■ **What you need to do**:
Look below and pull out each line with the word "xlabel".

■ **Raw records**:
>>
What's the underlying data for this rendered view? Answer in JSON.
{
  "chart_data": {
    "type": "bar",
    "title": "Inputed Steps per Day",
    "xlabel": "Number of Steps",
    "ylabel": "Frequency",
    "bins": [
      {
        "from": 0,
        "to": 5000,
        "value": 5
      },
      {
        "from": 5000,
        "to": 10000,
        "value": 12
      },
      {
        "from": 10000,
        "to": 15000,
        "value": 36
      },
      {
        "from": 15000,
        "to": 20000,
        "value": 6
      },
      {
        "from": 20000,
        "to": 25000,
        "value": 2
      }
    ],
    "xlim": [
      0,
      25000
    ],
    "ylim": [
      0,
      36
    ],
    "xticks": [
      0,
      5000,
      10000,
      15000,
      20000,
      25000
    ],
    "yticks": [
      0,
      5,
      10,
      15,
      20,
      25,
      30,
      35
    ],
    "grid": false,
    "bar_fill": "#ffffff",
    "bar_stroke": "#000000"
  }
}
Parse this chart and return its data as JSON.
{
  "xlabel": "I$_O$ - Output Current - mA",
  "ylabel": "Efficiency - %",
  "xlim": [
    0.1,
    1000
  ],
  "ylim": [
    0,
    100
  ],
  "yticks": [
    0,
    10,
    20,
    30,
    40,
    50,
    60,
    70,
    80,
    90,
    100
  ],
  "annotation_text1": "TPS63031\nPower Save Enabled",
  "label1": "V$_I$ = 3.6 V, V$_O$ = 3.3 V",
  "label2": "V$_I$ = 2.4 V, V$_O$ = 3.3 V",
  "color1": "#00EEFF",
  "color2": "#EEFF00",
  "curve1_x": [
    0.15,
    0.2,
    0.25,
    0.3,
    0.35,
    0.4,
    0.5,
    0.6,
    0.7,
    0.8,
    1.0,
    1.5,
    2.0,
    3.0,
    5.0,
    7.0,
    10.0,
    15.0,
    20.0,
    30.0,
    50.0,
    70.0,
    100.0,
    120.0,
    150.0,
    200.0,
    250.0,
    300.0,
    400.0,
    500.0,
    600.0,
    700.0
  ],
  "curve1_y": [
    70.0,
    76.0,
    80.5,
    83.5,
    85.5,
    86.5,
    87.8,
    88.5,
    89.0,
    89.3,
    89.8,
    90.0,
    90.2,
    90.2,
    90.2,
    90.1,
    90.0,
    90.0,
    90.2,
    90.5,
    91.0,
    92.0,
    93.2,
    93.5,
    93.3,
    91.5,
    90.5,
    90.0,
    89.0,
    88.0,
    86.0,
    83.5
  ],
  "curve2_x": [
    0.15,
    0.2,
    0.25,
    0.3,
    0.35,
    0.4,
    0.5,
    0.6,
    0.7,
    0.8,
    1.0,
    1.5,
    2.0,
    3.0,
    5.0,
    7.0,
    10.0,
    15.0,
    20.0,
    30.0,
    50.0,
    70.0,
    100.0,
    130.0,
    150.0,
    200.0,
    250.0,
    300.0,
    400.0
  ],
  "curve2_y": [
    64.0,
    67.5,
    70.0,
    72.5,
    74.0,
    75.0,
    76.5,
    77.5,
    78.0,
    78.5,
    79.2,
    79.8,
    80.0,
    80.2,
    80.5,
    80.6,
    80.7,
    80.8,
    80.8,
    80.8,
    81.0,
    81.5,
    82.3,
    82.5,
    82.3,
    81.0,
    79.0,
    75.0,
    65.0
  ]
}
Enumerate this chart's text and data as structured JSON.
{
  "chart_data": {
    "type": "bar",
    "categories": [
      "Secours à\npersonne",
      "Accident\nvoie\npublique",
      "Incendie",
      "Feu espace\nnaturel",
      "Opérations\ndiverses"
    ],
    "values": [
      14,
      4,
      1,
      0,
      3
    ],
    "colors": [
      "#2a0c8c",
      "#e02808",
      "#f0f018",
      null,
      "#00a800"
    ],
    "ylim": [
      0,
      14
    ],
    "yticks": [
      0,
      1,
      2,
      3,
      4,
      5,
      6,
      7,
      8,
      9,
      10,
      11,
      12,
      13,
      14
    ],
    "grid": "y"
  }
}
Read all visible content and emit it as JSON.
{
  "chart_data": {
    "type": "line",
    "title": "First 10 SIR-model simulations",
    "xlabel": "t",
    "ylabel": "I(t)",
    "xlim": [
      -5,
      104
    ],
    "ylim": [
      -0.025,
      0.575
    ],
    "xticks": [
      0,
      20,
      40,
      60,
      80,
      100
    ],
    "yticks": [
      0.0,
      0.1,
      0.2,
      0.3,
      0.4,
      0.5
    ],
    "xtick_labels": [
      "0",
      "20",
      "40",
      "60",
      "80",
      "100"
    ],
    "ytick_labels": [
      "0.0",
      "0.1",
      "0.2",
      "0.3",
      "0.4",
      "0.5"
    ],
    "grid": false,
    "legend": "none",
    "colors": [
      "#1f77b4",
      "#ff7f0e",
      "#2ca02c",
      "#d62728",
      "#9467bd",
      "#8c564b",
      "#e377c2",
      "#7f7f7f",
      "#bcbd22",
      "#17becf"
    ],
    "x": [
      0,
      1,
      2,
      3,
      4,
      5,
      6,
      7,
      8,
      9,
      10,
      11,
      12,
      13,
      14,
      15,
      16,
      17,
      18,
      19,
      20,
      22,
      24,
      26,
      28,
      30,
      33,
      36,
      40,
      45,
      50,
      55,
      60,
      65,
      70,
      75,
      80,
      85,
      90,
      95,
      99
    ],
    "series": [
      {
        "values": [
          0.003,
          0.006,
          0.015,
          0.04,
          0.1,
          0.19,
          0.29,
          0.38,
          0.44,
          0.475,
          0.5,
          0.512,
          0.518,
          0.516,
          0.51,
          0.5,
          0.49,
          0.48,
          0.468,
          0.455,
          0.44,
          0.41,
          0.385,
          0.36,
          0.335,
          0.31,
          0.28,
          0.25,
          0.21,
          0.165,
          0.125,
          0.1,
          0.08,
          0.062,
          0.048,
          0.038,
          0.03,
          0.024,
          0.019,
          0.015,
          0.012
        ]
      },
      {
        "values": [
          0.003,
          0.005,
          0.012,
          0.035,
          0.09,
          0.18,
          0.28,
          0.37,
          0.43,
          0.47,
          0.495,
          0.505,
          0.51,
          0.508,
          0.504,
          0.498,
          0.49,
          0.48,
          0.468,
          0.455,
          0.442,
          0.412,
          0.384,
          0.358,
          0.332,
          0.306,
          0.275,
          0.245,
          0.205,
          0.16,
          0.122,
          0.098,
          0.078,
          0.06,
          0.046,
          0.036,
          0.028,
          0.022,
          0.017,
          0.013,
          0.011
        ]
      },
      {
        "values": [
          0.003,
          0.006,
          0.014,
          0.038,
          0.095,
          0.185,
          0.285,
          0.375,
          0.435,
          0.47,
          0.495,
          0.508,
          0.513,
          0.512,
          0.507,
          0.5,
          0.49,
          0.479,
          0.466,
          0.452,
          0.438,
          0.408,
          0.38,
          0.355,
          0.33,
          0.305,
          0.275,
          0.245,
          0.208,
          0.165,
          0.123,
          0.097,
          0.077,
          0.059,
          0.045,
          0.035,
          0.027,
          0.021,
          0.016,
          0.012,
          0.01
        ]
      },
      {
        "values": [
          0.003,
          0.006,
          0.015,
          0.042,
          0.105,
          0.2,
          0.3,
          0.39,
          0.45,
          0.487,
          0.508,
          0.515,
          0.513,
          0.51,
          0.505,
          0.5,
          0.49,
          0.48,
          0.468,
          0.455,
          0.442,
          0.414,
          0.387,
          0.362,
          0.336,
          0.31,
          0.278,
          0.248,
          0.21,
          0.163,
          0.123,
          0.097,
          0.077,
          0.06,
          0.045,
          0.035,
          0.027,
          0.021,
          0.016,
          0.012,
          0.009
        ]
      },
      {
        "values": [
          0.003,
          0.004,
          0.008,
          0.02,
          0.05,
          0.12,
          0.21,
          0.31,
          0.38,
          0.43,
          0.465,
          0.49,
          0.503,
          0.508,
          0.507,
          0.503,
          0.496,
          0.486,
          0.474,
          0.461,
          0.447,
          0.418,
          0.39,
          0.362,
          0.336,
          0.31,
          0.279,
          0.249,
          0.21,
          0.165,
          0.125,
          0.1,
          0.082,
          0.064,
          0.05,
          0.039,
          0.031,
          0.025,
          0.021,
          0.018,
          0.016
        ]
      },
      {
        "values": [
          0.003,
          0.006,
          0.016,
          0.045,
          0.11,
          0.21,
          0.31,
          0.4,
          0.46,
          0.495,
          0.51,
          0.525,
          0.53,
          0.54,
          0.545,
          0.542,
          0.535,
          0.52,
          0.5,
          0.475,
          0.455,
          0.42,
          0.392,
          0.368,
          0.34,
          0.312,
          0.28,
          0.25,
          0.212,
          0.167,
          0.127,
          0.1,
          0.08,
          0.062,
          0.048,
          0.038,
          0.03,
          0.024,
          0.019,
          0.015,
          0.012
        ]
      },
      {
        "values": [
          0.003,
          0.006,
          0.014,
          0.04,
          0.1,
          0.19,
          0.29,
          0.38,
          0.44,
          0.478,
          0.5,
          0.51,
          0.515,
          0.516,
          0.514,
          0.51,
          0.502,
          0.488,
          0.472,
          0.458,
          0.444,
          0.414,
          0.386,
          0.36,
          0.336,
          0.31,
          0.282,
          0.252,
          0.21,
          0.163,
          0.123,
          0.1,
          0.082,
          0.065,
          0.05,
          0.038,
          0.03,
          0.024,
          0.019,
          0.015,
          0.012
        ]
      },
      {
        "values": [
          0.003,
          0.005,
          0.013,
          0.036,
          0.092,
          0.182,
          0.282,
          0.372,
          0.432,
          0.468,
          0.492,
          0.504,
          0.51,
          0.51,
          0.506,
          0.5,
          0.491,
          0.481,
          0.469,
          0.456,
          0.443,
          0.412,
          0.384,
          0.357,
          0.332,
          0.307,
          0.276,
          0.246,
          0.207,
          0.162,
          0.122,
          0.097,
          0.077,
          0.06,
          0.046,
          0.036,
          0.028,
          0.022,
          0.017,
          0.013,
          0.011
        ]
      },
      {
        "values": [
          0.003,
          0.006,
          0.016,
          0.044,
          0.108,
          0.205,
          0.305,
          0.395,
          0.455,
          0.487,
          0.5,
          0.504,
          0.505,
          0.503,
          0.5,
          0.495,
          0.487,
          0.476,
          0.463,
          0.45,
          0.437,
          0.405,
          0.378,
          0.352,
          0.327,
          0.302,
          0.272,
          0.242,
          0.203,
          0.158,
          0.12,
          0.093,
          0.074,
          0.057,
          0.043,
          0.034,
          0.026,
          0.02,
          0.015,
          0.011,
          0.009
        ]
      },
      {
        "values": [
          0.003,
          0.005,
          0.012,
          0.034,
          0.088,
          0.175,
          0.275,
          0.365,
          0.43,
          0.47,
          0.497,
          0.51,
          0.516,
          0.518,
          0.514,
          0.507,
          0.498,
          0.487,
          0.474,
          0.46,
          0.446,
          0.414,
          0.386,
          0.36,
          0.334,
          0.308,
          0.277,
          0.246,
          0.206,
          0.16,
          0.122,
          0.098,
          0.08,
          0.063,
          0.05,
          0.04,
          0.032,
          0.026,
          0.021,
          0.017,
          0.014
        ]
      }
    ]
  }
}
<<
■ **Exercise result**:
    "xlabel": "Number of Steps",
  "xlabel": "I$_O$ - Output Current - mA",
    "xlabel": "t",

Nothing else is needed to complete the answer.